(Collected data)

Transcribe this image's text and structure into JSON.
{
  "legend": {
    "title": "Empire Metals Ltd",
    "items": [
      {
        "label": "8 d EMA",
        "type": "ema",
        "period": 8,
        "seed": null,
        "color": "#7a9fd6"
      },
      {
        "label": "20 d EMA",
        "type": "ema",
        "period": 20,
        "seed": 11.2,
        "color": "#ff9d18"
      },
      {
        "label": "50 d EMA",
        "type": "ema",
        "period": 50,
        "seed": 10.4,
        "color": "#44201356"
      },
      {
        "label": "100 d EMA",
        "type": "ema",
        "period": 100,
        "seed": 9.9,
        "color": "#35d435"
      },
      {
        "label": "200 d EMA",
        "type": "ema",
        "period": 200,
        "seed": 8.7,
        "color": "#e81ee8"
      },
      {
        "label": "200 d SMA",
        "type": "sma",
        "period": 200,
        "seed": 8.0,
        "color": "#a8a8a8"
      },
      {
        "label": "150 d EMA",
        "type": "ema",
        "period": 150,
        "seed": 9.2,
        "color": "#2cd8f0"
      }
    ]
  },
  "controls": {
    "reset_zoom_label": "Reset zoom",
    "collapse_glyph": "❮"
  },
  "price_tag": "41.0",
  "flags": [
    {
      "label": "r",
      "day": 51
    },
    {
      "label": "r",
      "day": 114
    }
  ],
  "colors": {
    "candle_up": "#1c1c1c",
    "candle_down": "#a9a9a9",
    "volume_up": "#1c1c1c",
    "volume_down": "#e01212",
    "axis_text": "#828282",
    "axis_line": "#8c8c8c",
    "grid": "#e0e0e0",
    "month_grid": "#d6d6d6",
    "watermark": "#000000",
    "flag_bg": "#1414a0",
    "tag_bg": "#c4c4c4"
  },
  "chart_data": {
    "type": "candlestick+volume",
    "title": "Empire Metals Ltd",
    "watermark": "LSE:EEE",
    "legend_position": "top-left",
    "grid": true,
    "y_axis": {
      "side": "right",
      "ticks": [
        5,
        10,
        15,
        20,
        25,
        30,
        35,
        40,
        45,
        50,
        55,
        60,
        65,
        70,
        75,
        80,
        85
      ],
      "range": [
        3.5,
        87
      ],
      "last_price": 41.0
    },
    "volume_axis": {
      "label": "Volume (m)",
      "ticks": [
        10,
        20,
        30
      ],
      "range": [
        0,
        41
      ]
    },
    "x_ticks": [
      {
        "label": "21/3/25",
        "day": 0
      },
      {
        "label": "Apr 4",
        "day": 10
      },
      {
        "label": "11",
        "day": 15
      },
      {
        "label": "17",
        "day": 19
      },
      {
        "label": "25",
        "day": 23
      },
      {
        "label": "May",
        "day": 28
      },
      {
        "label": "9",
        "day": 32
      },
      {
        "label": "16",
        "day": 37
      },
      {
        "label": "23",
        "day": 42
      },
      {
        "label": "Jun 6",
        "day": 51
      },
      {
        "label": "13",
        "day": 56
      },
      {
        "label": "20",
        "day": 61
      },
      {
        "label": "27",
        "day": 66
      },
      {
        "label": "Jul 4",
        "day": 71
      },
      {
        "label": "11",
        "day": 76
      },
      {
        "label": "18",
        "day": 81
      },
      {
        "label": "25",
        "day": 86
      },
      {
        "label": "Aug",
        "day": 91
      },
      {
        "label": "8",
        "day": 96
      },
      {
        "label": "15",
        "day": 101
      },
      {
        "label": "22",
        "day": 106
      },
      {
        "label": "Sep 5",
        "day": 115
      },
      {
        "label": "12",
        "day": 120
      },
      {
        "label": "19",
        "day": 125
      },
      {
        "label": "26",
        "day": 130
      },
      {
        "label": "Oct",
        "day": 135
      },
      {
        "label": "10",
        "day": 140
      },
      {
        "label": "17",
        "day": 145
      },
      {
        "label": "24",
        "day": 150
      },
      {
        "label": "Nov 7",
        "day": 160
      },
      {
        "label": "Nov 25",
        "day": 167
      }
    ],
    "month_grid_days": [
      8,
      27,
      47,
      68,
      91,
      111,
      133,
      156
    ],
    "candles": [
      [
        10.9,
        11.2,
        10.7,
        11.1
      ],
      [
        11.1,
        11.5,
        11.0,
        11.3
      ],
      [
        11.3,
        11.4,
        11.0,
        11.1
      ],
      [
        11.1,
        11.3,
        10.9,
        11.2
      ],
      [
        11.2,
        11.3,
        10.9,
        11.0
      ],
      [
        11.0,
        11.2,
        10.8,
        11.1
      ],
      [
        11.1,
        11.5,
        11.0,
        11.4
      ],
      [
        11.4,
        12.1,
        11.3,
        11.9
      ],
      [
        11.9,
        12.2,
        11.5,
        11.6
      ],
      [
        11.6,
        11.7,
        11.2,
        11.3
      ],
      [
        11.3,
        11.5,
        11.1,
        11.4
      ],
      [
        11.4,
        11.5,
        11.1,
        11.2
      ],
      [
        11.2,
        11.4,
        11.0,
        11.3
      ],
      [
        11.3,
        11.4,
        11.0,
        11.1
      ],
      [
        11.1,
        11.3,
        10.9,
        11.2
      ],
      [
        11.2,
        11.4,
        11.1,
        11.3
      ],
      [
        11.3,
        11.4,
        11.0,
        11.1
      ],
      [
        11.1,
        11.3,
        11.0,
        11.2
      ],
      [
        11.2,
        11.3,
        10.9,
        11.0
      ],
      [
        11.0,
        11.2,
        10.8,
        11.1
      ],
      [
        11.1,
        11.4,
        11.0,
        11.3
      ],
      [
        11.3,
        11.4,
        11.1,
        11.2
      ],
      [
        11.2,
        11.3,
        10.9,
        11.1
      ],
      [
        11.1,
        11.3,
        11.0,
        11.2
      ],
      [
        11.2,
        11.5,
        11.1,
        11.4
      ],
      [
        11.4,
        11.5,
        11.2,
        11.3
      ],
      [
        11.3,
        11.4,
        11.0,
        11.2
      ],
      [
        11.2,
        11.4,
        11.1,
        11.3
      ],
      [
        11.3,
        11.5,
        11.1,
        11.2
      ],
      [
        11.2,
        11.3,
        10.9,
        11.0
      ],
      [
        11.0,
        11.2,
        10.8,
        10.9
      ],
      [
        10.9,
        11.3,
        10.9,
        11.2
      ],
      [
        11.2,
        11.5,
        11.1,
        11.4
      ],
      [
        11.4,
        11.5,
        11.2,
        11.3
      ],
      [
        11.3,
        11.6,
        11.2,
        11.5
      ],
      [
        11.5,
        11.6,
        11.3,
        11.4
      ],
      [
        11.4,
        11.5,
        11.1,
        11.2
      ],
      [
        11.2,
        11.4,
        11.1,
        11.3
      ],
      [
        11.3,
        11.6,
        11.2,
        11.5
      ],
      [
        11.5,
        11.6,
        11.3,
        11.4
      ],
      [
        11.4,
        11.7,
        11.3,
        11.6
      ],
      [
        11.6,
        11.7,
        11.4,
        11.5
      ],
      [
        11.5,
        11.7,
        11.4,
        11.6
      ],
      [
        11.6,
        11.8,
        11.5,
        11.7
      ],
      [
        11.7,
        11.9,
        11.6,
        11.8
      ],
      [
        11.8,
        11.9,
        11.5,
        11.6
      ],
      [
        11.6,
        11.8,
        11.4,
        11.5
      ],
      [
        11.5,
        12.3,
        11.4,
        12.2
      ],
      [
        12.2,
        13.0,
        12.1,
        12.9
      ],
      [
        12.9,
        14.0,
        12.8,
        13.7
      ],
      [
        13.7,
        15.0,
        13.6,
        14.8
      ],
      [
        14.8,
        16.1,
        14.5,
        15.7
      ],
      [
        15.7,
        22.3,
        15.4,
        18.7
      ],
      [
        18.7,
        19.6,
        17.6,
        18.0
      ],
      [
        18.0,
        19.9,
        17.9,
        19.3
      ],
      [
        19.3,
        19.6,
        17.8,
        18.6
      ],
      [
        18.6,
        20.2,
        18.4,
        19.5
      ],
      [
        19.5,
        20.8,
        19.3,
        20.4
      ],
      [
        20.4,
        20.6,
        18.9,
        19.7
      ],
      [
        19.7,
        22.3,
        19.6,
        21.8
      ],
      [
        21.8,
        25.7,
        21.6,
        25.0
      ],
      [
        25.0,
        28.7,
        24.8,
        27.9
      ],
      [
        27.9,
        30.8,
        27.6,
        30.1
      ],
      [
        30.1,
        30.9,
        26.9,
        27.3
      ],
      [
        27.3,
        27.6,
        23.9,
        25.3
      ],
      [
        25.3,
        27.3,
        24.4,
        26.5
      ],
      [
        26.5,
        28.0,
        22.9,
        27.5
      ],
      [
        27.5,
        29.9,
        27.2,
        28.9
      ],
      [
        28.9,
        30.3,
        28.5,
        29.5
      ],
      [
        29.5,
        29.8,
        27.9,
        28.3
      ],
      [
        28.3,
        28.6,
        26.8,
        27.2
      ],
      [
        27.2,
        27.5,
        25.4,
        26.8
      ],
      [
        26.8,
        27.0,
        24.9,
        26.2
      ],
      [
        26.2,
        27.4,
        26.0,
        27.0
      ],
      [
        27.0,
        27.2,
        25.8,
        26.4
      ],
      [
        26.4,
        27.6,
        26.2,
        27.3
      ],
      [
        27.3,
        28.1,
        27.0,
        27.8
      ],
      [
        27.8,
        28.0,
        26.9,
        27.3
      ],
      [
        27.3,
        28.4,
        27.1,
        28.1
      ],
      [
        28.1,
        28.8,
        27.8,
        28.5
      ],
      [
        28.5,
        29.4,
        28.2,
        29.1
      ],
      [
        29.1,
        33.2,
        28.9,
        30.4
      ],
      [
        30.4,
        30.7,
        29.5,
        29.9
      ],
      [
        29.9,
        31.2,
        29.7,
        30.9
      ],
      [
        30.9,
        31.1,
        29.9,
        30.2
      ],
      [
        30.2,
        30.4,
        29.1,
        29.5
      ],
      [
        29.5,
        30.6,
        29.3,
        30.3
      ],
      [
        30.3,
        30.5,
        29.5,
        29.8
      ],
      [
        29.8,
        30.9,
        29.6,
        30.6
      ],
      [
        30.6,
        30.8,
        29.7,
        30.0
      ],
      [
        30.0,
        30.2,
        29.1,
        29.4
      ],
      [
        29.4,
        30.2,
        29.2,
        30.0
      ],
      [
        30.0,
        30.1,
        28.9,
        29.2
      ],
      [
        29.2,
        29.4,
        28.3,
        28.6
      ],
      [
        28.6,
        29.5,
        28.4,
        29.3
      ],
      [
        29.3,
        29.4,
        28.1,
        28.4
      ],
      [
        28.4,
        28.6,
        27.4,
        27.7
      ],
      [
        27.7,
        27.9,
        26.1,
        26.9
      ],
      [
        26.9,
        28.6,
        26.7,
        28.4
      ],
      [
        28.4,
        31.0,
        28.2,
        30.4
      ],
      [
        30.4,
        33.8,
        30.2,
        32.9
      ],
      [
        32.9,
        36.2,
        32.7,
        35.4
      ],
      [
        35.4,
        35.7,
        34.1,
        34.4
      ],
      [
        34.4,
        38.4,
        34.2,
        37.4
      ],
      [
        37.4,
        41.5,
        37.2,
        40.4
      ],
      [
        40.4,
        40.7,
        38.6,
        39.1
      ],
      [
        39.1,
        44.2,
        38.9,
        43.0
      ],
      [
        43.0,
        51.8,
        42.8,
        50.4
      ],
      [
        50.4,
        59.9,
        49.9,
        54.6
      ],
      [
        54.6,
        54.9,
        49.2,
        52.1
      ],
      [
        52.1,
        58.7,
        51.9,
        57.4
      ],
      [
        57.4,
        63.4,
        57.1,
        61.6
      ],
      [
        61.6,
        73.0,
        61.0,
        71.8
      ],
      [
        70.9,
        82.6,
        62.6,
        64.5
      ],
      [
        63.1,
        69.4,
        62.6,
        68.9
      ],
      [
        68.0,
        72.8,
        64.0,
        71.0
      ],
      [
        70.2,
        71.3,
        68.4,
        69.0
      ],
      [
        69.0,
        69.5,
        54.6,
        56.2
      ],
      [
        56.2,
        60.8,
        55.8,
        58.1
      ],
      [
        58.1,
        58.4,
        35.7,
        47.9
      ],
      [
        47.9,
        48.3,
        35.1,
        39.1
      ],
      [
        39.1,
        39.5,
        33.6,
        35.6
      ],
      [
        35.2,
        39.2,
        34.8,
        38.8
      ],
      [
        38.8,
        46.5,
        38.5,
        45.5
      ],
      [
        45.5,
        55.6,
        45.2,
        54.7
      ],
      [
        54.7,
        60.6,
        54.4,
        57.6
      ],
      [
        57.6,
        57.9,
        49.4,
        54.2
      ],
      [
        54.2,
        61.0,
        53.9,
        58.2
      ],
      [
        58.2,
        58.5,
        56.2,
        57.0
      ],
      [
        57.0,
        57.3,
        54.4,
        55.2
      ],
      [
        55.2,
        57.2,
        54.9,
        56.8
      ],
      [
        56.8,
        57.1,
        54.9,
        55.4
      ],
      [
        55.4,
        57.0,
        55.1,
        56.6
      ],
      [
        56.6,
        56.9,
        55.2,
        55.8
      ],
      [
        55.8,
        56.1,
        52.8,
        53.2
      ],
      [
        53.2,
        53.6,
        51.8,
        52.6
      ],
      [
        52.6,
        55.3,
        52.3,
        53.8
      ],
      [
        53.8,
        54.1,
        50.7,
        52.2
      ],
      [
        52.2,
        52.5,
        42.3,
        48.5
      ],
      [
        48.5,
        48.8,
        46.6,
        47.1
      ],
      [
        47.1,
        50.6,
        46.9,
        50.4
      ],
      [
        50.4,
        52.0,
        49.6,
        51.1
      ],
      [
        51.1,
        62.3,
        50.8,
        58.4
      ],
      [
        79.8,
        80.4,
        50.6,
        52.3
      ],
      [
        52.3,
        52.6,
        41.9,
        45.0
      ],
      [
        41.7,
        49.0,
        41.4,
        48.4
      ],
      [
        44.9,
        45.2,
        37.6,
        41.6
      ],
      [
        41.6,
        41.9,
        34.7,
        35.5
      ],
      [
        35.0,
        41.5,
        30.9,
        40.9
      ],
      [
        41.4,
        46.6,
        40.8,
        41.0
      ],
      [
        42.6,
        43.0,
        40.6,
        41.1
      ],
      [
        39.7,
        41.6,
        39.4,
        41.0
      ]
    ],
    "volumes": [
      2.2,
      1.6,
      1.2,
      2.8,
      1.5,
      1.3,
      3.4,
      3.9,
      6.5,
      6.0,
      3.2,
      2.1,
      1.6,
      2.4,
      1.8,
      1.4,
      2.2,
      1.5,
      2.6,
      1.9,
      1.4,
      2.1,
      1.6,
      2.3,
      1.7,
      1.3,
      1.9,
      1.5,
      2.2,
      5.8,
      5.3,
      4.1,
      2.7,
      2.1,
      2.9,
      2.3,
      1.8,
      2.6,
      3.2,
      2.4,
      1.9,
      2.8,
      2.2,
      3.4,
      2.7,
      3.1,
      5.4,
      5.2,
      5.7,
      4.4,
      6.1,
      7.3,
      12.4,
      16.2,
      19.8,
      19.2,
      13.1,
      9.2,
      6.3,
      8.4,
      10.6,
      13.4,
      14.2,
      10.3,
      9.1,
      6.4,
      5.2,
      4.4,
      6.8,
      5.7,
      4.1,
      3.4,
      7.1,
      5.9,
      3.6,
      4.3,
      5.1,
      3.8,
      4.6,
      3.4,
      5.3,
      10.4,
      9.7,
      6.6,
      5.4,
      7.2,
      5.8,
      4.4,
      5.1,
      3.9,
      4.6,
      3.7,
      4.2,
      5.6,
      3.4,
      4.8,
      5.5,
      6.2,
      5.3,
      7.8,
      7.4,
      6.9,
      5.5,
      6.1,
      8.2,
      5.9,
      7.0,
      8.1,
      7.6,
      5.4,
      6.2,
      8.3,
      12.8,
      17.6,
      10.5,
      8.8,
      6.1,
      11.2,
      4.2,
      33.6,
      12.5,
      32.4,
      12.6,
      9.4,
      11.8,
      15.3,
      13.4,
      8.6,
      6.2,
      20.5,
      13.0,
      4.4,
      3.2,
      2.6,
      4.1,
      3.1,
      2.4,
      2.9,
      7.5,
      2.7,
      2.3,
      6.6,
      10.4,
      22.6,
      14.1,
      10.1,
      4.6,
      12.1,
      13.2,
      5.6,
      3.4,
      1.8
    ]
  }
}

• WHAT TO WORK ON: Scan the listing above and identify each line holding the string "watermark"; copy every such line.

• SOLUTION FOR THIS TASK:
    "watermark": "#000000",
    "watermark": "LSE:EEE",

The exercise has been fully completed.